• **CONSIGNE**
Citez mot pour mot le passage de l'extrait consacré à Robert Wyatt qui va de « A l’heure où » jusqu'à « serait-il un fantôme? » inclus.

• **EXTRAIT DE PAGE**
^^^^^^^^
A l’heure où deux nouveaux disques (Gilad Atzmon et Sophia Domancich) se servent de sa voix comme d’un étendard des temps d’art maintenant levés, il était temps pour nous d’essayer de toucher du doigt l’essence qui alimente ce véhicule bio et diesel qu’est Robert Wyatt. Au point de publier un texte inédit faisant de troublantes révélations sur l’existence du chanteur-compositeur-batteur au grand choeur. Robert Wyatt serait-il un fantôme?


AVANT-PROPOS

« For the Ghosts Within ». Tel est le titre du dernier disque de Robert Wyatt. Ce titre dégage quelque chose de troublant. Car l’ombre de Robert Wyatt plane sur le jazz et plus généralement sur la musique moderne comme un fantôme sur un hôtel, tel les ectoplasmes classes qui surgissent de l’inconscient malade du Jack Nicholson de Shining. Mais pour l’homme de fer de la pop souterraine, ce serait l’inverse. Comme si Jack Nicholson-Robert Wyatt débarquait dans un hôtel qu’il a longtemps habité, faisant le service sans que personne ne s’en rende compte. Certains si. Tel Daniel Yvinec sur le premier album de l’ONJ, Sophia Domancich sur son dernier disque ou le saxophoniste israélien Gilad Atzmon qui vient de convier ce fantôme à chanter des standards du jazz, de Lush Life à Round Midnight en passant par In A Sentimental Mood. Tout le monde le sait: les spectres acteurs tels que Wyatt sortent toujours Round Midnight, mènent une Lush Life outre-tombe et laissent inévitablement échapper derrière eux comme une Sentimental Mood.


I.

Robert Wyatt est un fantôme. J’en suis sûr. Enfin, presque sûr. J’ai des preuves. Des preuves quasiment flagrantes. Et puis non, pas besoin de preuves, une preuve, ça peut toujours être récusée, une preuve, ça ne résiste que très rarement à l’épreuve de sa contre-preuve. Et puis les preuves, c’est comme les promesses, elles n’engagent que ceux qui y croient durs comme frères. Donc pas de preuves, une chose de réglée.


II.
^^^^^^^^
• **ENREGISTREMENTS**
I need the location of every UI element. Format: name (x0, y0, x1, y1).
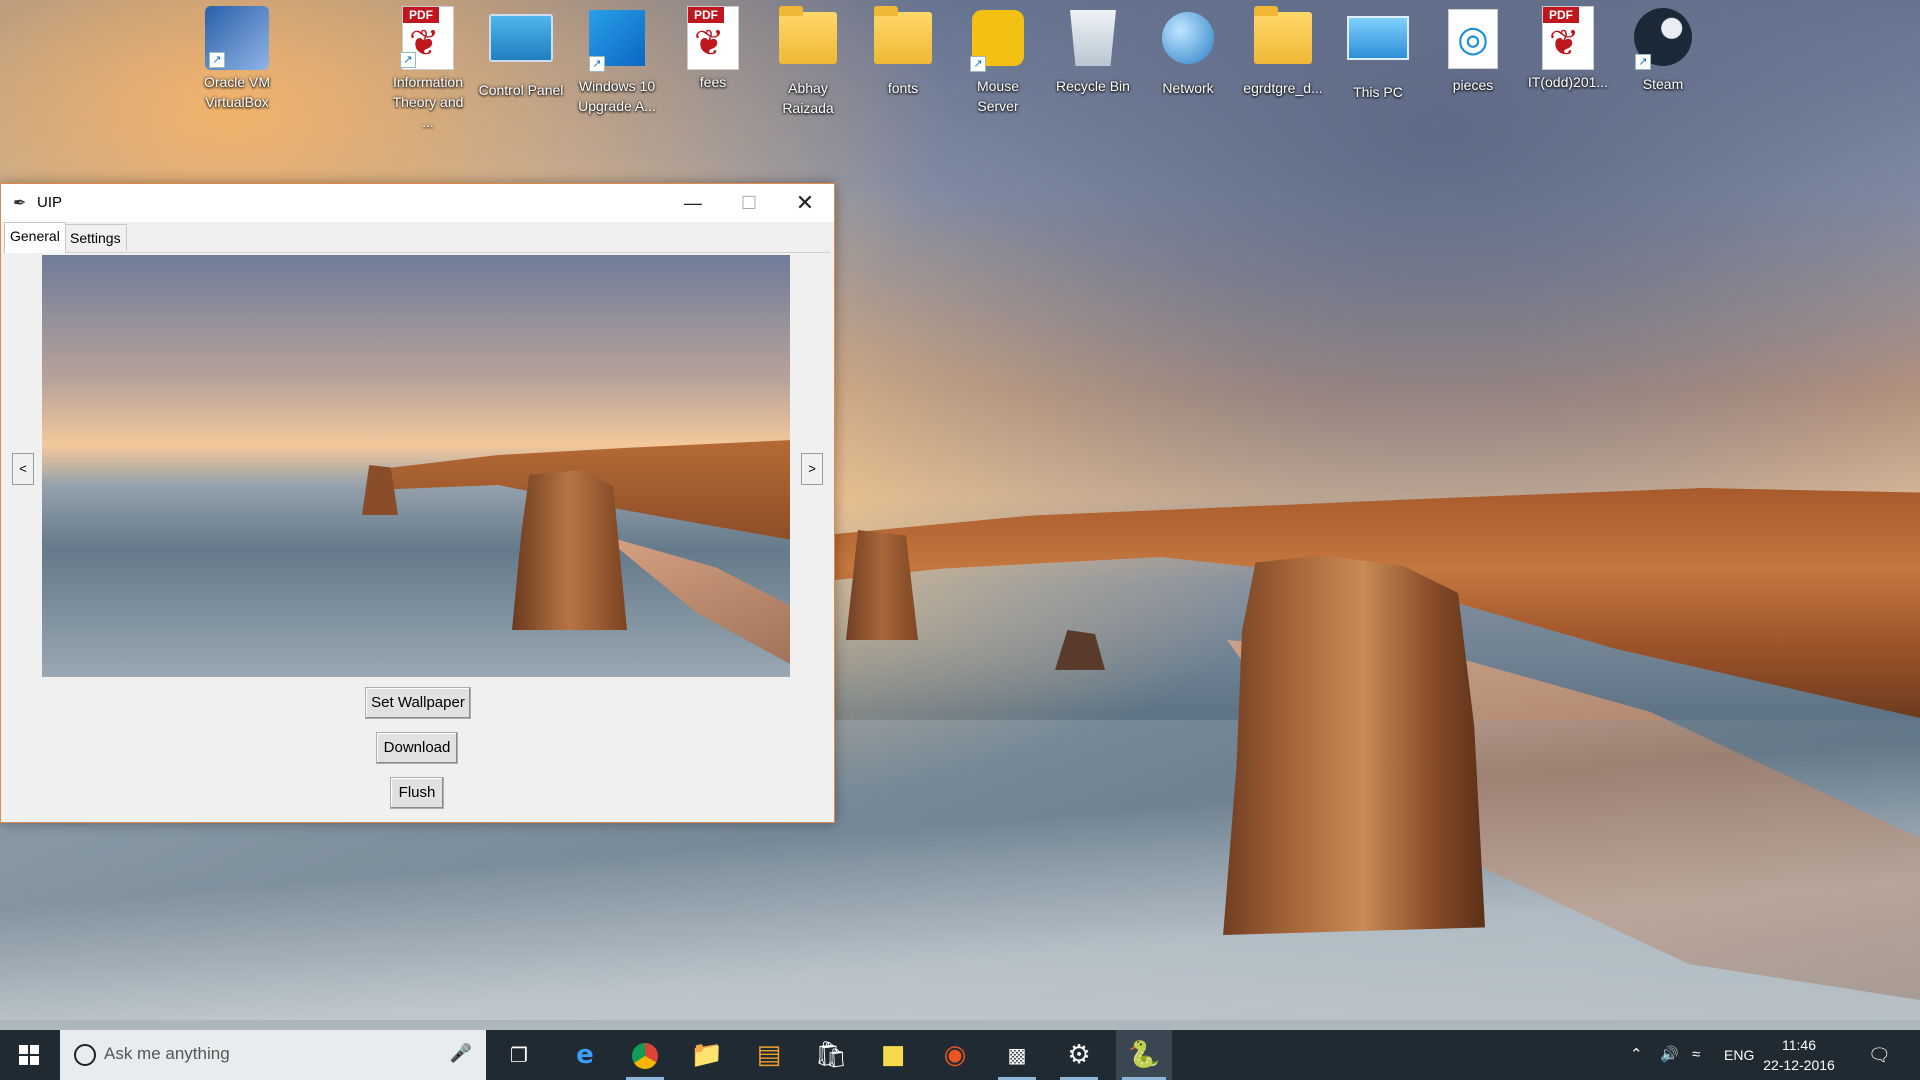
search-placeholder: Ask me anything (104, 1044, 230, 1063)
desktop-icon-steam[interactable]: ↗ Steam (1620, 6, 1706, 94)
desktop-icon-it-odd[interactable]: IT(odd)201... (1525, 6, 1611, 92)
close-button[interactable]: ✕ (777, 184, 833, 222)
pieces-icon: ◎ (1441, 9, 1505, 73)
clock-time: 11:46 (1782, 1037, 1816, 1053)
wallpaper-rock-small (1055, 630, 1105, 670)
tab-settings[interactable]: Settings (64, 224, 127, 251)
sticky-notes-icon[interactable]: ■ (868, 1030, 918, 1080)
user-folder-icon (776, 6, 840, 76)
sublime-text-icon[interactable]: ▤ (744, 1030, 794, 1080)
pdf-icon (681, 6, 745, 70)
action-center-icon[interactable]: 🗨 (1868, 1030, 1891, 1080)
this-pc-icon (1346, 16, 1410, 80)
maximize-button[interactable]: ☐ (721, 184, 777, 222)
microphone-icon[interactable]: 🎤 (450, 1043, 472, 1064)
set-wallpaper-button[interactable]: Set Wallpaper (365, 687, 471, 719)
start-button[interactable] (0, 1030, 58, 1080)
desktop-icon-recycle-bin[interactable]: Recycle Bin (1050, 6, 1136, 96)
clock[interactable]: 11:46 22-12-2016 (1758, 1035, 1840, 1075)
flush-button[interactable]: Flush (390, 777, 444, 809)
wallpaper-rock-stack-large (1223, 555, 1485, 935)
mouse-server-icon: ↗ (966, 10, 1030, 74)
download-button[interactable]: Download (376, 732, 458, 764)
folder-icon (1251, 6, 1315, 76)
wallpaper-preview-image (42, 255, 790, 677)
desktop-icon-this-pc[interactable]: This PC (1335, 6, 1421, 102)
ubuntu-icon[interactable]: ◉ (930, 1030, 980, 1080)
desktop-icon-windows-upgrade[interactable]: ↗ Windows 10 Upgrade A... (574, 6, 660, 116)
window-title: UIP (37, 194, 63, 211)
recycle-bin-icon (1061, 10, 1125, 74)
desktop-icon-control-panel[interactable]: Control Panel (478, 6, 564, 100)
previous-wallpaper-button[interactable]: < (12, 453, 34, 485)
folder-icon (871, 6, 935, 76)
desktop-icon-information-theory[interactable]: ↗ Information Theory and ... (385, 6, 471, 132)
task-view-icon[interactable]: ❐ (494, 1030, 544, 1080)
desktop-icon-mouse-server[interactable]: ↗ Mouse Server (955, 6, 1041, 116)
preview-beach (602, 535, 790, 665)
desktop-icon-pieces[interactable]: ◎ pieces (1430, 6, 1516, 95)
chrome-icon[interactable] (620, 1030, 670, 1080)
desktop-icon-fees[interactable]: fees (670, 6, 756, 92)
desktop-icon-virtualbox[interactable]: ↗ Oracle VM VirtualBox (194, 6, 280, 112)
edge-icon[interactable]: e (560, 1030, 610, 1080)
general-panel: < > Set Wallpaper Download Flush (4, 252, 830, 819)
steam-taskbar-icon[interactable]: ⚙ (1054, 1030, 1104, 1080)
wifi-icon[interactable]: ≈ (1692, 1030, 1700, 1080)
feather-icon: ✒ (13, 195, 27, 212)
desktop-icon-network[interactable]: Network (1145, 6, 1231, 98)
pdf-icon: ↗ (396, 6, 460, 70)
cortana-search-box[interactable]: Ask me anything 🎤 (60, 1030, 486, 1080)
preview-rock-stack (512, 470, 627, 630)
desktop-icon-fonts[interactable]: fonts (860, 6, 946, 98)
windows-upgrade-icon: ↗ (585, 10, 649, 74)
steam-icon: ↗ (1631, 8, 1695, 72)
tab-bar: General Settings (1, 222, 834, 253)
volume-icon[interactable]: 🔊 (1660, 1030, 1679, 1080)
desktop-icon-abhay-raizada[interactable]: Abhay Raizada (765, 6, 851, 118)
desktop-icons: ↗ Oracle VM VirtualBox ↗ Information The… (0, 0, 1920, 130)
windows-logo-icon (19, 1045, 39, 1065)
taskbar: Ask me anything 🎤 ❐ e 📁 ▤ 🛍 ■ ◉ ▩ ⚙ 🐍 ⌃ … (0, 1030, 1920, 1080)
clock-date: 22-12-2016 (1763, 1057, 1835, 1073)
cortana-icon (74, 1044, 96, 1066)
command-prompt-icon[interactable]: ▩ (992, 1030, 1042, 1080)
language-indicator[interactable]: ENG (1724, 1030, 1754, 1080)
control-panel-icon (489, 14, 553, 78)
next-wallpaper-button[interactable]: > (801, 453, 823, 485)
minimize-button[interactable]: — (665, 184, 721, 222)
show-hidden-icons[interactable]: ⌃ (1630, 1030, 1643, 1080)
tab-general[interactable]: General (4, 222, 66, 253)
network-icon (1156, 12, 1220, 76)
title-bar[interactable]: ✒ UIP — ☐ ✕ (1, 184, 834, 222)
desktop-icon-egrdtgre[interactable]: egrdtgre_d... (1240, 6, 1326, 98)
pdf-icon (1536, 6, 1600, 70)
python-app-icon[interactable]: 🐍 (1116, 1030, 1172, 1080)
file-explorer-icon[interactable]: 📁 (682, 1030, 732, 1080)
store-icon[interactable]: 🛍 (806, 1030, 856, 1080)
uip-window: ✒ UIP — ☐ ✕ General Settings < > Set Wal… (0, 183, 835, 823)
virtualbox-icon: ↗ (205, 6, 269, 70)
^^^^^^^^
• **RÉPONSE**
A l’heure où deux nouveaux disques (Gilad Atzmon et Sophia Domancich) se servent de sa voix comme d’un étendard des temps d’art maintenant levés, il était temps pour nous d’essayer de toucher du doigt l’essence qui alimente ce véhicule bio et diesel qu’est Robert Wyatt. Au point de publier un texte inédit faisant de troublantes révélations sur l’existence du chanteur-compositeur-batteur au grand choeur. Robert Wyatt serait-il un fantôme?